AIM: Gather each line in the entries that includes the string "العلمية".

## START

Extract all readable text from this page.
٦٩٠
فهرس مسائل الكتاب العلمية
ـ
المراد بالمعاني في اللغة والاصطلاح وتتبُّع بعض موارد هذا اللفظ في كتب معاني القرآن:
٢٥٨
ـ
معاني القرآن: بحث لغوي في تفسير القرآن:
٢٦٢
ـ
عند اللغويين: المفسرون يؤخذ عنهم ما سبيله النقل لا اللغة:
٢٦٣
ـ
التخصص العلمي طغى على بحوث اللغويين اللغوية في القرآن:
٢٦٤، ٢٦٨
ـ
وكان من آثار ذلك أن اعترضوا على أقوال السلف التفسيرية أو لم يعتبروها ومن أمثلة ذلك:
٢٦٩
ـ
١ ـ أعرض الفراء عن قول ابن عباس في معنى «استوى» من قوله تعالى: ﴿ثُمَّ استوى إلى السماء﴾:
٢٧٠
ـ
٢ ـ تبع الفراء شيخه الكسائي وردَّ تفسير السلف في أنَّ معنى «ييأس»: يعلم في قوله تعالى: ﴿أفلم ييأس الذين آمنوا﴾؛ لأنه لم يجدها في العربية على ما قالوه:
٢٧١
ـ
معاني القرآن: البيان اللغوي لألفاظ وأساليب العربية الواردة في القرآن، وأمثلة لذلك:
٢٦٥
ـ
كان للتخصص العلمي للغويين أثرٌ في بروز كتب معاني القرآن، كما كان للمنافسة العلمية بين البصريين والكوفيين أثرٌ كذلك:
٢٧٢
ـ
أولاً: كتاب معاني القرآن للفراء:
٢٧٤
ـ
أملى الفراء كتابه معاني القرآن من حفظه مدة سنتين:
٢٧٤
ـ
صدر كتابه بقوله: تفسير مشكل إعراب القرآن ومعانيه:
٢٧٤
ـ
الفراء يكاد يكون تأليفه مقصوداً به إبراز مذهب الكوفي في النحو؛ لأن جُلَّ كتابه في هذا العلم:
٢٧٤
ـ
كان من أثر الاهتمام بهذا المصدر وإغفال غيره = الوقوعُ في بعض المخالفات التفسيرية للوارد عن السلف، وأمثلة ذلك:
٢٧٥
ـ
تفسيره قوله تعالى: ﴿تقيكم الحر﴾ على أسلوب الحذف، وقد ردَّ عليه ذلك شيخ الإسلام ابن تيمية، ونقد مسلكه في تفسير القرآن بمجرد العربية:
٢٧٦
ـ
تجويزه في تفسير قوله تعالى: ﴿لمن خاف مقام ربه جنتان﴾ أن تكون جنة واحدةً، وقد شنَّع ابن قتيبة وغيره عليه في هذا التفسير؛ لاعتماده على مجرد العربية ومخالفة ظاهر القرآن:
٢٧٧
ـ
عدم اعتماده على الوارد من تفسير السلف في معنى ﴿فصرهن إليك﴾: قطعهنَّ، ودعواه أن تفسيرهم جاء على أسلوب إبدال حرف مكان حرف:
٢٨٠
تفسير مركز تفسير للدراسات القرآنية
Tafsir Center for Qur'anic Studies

## END

TASK SOLUTION:
فهرس مسائل الكتاب العلمية
كان للتخصص العلمي للغويين أثرٌ في بروز كتب معاني القرآن، كما كان للمنافسة العلمية بين البصريين والكوفيين أثرٌ كذلك:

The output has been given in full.